[Material provided]:
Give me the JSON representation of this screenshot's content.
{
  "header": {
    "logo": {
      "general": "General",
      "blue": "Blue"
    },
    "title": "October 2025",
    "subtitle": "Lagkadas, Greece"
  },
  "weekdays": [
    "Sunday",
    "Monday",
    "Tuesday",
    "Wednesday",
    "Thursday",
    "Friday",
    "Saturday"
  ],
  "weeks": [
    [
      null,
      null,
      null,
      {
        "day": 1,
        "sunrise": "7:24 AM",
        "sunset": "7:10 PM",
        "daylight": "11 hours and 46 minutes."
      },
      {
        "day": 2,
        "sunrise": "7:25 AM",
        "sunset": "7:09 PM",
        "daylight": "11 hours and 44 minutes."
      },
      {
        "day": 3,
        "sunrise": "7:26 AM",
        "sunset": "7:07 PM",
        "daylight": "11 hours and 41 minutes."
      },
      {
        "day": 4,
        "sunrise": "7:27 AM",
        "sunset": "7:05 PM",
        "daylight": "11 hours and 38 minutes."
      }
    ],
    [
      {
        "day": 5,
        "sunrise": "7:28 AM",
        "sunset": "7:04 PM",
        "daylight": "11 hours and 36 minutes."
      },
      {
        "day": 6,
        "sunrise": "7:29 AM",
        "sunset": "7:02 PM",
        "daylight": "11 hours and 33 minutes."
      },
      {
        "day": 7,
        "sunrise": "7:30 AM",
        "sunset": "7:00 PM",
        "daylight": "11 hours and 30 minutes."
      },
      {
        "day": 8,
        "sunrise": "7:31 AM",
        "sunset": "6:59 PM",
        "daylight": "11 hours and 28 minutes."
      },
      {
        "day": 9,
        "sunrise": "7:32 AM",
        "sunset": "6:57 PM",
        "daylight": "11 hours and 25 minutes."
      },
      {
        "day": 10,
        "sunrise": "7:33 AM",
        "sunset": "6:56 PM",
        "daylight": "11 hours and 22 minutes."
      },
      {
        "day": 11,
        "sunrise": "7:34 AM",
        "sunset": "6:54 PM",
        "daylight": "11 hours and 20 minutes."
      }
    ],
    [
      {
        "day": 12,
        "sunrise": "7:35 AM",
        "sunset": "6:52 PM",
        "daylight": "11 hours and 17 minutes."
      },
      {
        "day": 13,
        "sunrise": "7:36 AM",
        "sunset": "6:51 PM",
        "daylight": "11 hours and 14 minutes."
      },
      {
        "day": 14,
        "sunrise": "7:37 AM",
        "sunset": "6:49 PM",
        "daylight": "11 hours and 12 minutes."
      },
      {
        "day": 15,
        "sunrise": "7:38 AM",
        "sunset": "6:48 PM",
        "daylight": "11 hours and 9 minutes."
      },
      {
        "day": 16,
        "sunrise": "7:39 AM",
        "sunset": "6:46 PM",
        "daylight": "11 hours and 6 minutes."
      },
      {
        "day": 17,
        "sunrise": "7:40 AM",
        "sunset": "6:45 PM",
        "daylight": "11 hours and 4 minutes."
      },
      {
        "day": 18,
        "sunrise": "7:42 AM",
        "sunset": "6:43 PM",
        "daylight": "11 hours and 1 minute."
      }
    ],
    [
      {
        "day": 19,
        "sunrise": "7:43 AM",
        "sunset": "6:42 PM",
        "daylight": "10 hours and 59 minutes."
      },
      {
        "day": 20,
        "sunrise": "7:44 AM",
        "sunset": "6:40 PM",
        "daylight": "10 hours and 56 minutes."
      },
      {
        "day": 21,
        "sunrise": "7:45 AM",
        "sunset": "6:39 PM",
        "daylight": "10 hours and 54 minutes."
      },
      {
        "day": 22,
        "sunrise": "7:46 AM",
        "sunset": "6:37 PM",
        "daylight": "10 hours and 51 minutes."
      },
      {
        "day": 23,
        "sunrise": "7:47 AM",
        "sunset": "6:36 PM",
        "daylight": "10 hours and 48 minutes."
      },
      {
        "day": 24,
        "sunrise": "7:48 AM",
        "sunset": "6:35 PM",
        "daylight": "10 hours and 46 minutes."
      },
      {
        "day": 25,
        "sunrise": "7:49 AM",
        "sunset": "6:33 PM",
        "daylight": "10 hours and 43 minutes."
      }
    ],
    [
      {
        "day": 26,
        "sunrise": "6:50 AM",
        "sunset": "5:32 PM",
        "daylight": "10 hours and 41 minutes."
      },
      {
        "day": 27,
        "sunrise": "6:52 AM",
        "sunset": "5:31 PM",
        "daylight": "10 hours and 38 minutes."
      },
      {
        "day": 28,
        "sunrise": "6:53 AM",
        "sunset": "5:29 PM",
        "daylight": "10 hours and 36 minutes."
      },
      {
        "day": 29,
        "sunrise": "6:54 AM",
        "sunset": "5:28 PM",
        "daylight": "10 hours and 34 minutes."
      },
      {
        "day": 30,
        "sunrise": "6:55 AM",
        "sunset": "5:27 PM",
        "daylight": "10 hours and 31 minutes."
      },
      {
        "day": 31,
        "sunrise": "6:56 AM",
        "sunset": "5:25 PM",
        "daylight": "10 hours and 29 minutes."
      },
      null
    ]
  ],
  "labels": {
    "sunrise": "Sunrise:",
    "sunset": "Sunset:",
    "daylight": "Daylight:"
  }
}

[What to do]: Return all of the data exactly as it reads.

[In response]:
Give me the JSON representation of this screenshot's content.
{
  "header": {
    "logo": {
      "general": "General",
      "blue": "Blue"
    },
    "title": "October 2025",
    "subtitle": "Lagkadas, Greece"
  },
  "weekdays": [
    "Sunday",
    "Monday",
    "Tuesday",
    "Wednesday",
    "Thursday",
    "Friday",
    "Saturday"
  ],
  "weeks": [
    [
      null,
      null,
      null,
      {
        "day": 1,
        "sunrise": "7:24 AM",
        "sunset": "7:10 PM",
        "daylight": "11 hours and 46 minutes."
      },
      {
        "day": 2,
        "sunrise": "7:25 AM",
        "sunset": "7:09 PM",
        "daylight": "11 hours and 44 minutes."
      },
      {
        "day": 3,
        "sunrise": "7:26 AM",
        "sunset": "7:07 PM",
        "daylight": "11 hours and 41 minutes."
      },
      {
        "day": 4,
        "sunrise": "7:27 AM",
        "sunset": "7:05 PM",
        "daylight": "11 hours and 38 minutes."
      }
    ],
    [
      {
        "day": 5,
        "sunrise": "7:28 AM",
        "sunset": "7:04 PM",
        "daylight": "11 hours and 36 minutes."
      },
      {
        "day": 6,
        "sunrise": "7:29 AM",
        "sunset": "7:02 PM",
        "daylight": "11 hours and 33 minutes."
      },
      {
        "day": 7,
        "sunrise": "7:30 AM",
        "sunset": "7:00 PM",
        "daylight": "11 hours and 30 minutes."
      },
      {
        "day": 8,
        "sunrise": "7:31 AM",
        "sunset": "6:59 PM",
        "daylight": "11 hours and 28 minutes."
      },
      {
        "day": 9,
        "sunrise": "7:32 AM",
        "sunset": "6:57 PM",
        "daylight": "11 hours and 25 minutes."
      },
      {
        "day": 10,
        "sunrise": "7:33 AM",
        "sunset": "6:56 PM",
        "daylight": "11 hours and 22 minutes."
      },
      {
        "day": 11,
        "sunrise": "7:34 AM",
        "sunset": "6:54 PM",
        "daylight": "11 hours and 20 minutes."
      }
    ],
    [
      {
        "day": 12,
        "sunrise": "7:35 AM",
        "sunset": "6:52 PM",
        "daylight": "11 hours and 17 minutes."
      },
      {
        "day": 13,
        "sunrise": "7:36 AM",
        "sunset": "6:51 PM",
        "daylight": "11 hours and 14 minutes."
      },
      {
        "day": 14,
        "sunrise": "7:37 AM",
        "sunset": "6:49 PM",
        "daylight": "11 hours and 12 minutes."
      },
      {
        "day": 15,
        "sunrise": "7:38 AM",
        "sunset": "6:48 PM",
        "daylight": "11 hours and 9 minutes."
      },
      {
        "day": 16,
        "sunrise": "7:39 AM",
        "sunset": "6:46 PM",
        "daylight": "11 hours and 6 minutes."
      },
      {
        "day": 17,
        "sunrise": "7:40 AM",
        "sunset": "6:45 PM",
        "daylight": "11 hours and 4 minutes."
      },
      {
        "day": 18,
        "sunrise": "7:42 AM",
        "sunset": "6:43 PM",
        "daylight": "11 hours and 1 minute."
      }
    ],
    [
      {
        "day": 19,
        "sunrise": "7:43 AM",
        "sunset": "6:42 PM",
        "daylight": "10 hours and 59 minutes."
      },
      {
        "day": 20,
        "sunrise": "7:44 AM",
        "sunset": "6:40 PM",
        "daylight": "10 hours and 56 minutes."
      },
      {
        "day": 21,
        "sunrise": "7:45 AM",
        "sunset": "6:39 PM",
        "daylight": "10 hours and 54 minutes."
      },
      {
        "day": 22,
        "sunrise": "7:46 AM",
        "sunset": "6:37 PM",
        "daylight": "10 hours and 51 minutes."
      },
      {
        "day": 23,
        "sunrise": "7:47 AM",
        "sunset": "6:36 PM",
        "daylight": "10 hours and 48 minutes."
      },
      {
        "day": 24,
        "sunrise": "7:48 AM",
        "sunset": "6:35 PM",
        "daylight": "10 hours and 46 minutes."
      },
      {
        "day": 25,
        "sunrise": "7:49 AM",
        "sunset": "6:33 PM",
        "daylight": "10 hours and 43 minutes."
      }
    ],
    [
      {
        "day": 26,
        "sunrise": "6:50 AM",
        "sunset": "5:32 PM",
        "daylight": "10 hours and 41 minutes."
      },
      {
        "day": 27,
        "sunrise": "6:52 AM",
        "sunset": "5:31 PM",
        "daylight": "10 hours and 38 minutes."
      },
      {
        "day": 28,
        "sunrise": "6:53 AM",
        "sunset": "5:29 PM",
        "daylight": "10 hours and 36 minutes."
      },
      {
        "day": 29,
        "sunrise": "6:54 AM",
        "sunset": "5:28 PM",
        "daylight": "10 hours and 34 minutes."
      },
      {
        "day": 30,
        "sunrise": "6:55 AM",
        "sunset": "5:27 PM",
        "daylight": "10 hours and 31 minutes."
      },
      {
        "day": 31,
        "sunrise": "6:56 AM",
        "sunset": "5:25 PM",
        "daylight": "10 hours and 29 minutes."
      },
      null
    ]
  ],
  "labels": {
    "sunrise": "Sunrise:",
    "sunset": "Sunset:",
    "daylight": "Daylight:"
  }
}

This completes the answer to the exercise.